BEGIN Dataset rows

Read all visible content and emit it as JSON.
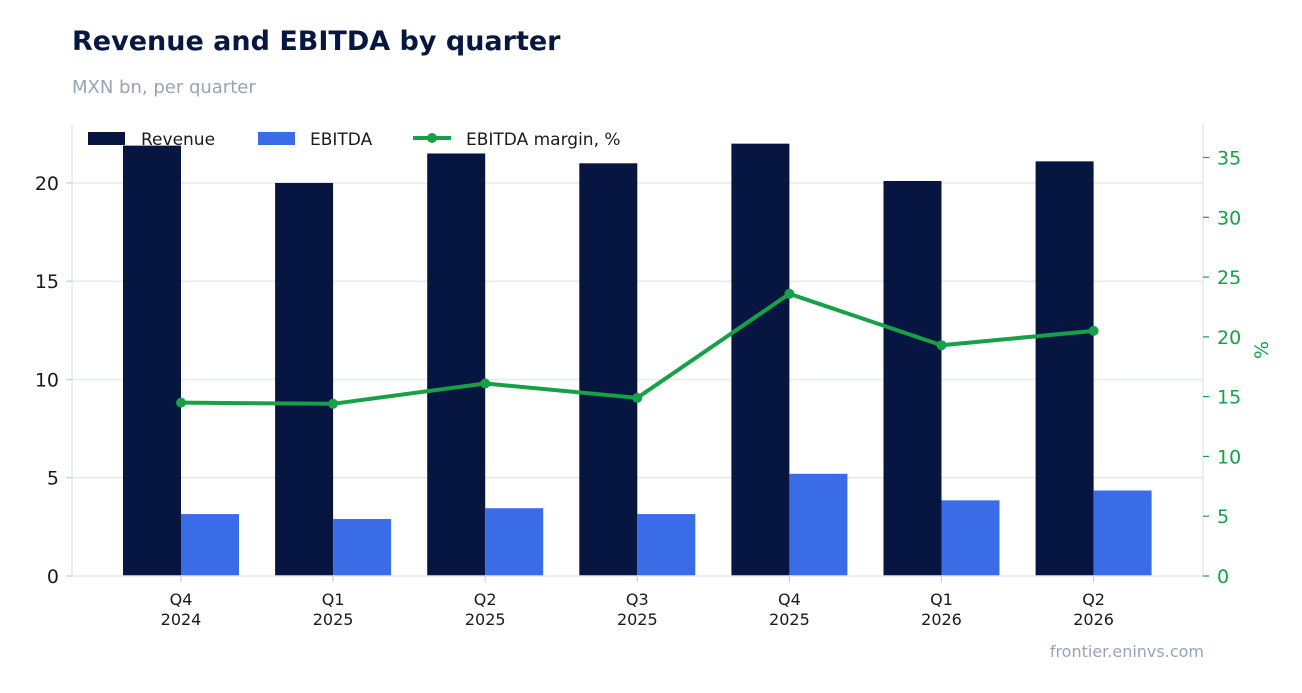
{
  "header": {
    "title": "Revenue and EBITDA by quarter",
    "subtitle": "MXN bn, per quarter"
  },
  "footer": {
    "source": "frontier.eninvs.com"
  },
  "colors": {
    "revenue": "#061640",
    "ebitda": "#3b6ce8",
    "margin": "#16a047",
    "grid": "#e6e9f0",
    "axis_text": "#1a1a1a",
    "right_axis_text": "#16a047"
  },
  "chart_data": {
    "type": "bar",
    "categories": [
      [
        "Q4",
        "2024"
      ],
      [
        "Q1",
        "2025"
      ],
      [
        "Q2",
        "2025"
      ],
      [
        "Q3",
        "2025"
      ],
      [
        "Q4",
        "2025"
      ],
      [
        "Q1",
        "2026"
      ],
      [
        "Q2",
        "2026"
      ]
    ],
    "series": [
      {
        "name": "Revenue",
        "kind": "bar",
        "axis": "left",
        "values": [
          21.9,
          20.0,
          21.5,
          21.0,
          22.0,
          20.1,
          21.1
        ]
      },
      {
        "name": "EBITDA",
        "kind": "bar",
        "axis": "left",
        "values": [
          3.15,
          2.9,
          3.45,
          3.15,
          5.2,
          3.85,
          4.35
        ]
      },
      {
        "name": "EBITDA margin, %",
        "kind": "line",
        "axis": "right",
        "values": [
          14.5,
          14.4,
          16.1,
          14.9,
          23.6,
          19.3,
          20.5
        ]
      }
    ],
    "y_left": {
      "ylim": [
        0,
        23
      ],
      "ticks": [
        0,
        5,
        10,
        15,
        20
      ],
      "label": ""
    },
    "y_right": {
      "ylim": [
        0,
        37.8
      ],
      "ticks": [
        0,
        5,
        10,
        15,
        20,
        25,
        30,
        35
      ],
      "label": "%"
    },
    "grid": true,
    "legend_position": "top-left"
  }
}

END Dataset rows

What you are asked to do:
Copy the material above in full and exactly, skipping pictures.

Exercise response:
Read all visible content and emit it as JSON.
{
  "header": {
    "title": "Revenue and EBITDA by quarter",
    "subtitle": "MXN bn, per quarter"
  },
  "footer": {
    "source": "frontier.eninvs.com"
  },
  "colors": {
    "revenue": "#061640",
    "ebitda": "#3b6ce8",
    "margin": "#16a047",
    "grid": "#e6e9f0",
    "axis_text": "#1a1a1a",
    "right_axis_text": "#16a047"
  },
  "chart_data": {
    "type": "bar",
    "categories": [
      [
        "Q4",
        "2024"
      ],
      [
        "Q1",
        "2025"
      ],
      [
        "Q2",
        "2025"
      ],
      [
        "Q3",
        "2025"
      ],
      [
        "Q4",
        "2025"
      ],
      [
        "Q1",
        "2026"
      ],
      [
        "Q2",
        "2026"
      ]
    ],
    "series": [
      {
        "name": "Revenue",
        "kind": "bar",
        "axis": "left",
        "values": [
          21.9,
          20.0,
          21.5,
          21.0,
          22.0,
          20.1,
          21.1
        ]
      },
      {
        "name": "EBITDA",
        "kind": "bar",
        "axis": "left",
        "values": [
          3.15,
          2.9,
          3.45,
          3.15,
          5.2,
          3.85,
          4.35
        ]
      },
      {
        "name": "EBITDA margin, %",
        "kind": "line",
        "axis": "right",
        "values": [
          14.5,
          14.4,
          16.1,
          14.9,
          23.6,
          19.3,
          20.5
        ]
      }
    ],
    "y_left": {
      "ylim": [
        0,
        23
      ],
      "ticks": [
        0,
        5,
        10,
        15,
        20
      ],
      "label": ""
    },
    "y_right": {
      "ylim": [
        0,
        37.8
      ],
      "ticks": [
        0,
        5,
        10,
        15,
        20,
        25,
        30,
        35
      ],
      "label": "%"
    },
    "grid": true,
    "legend_position": "top-left"
  }
}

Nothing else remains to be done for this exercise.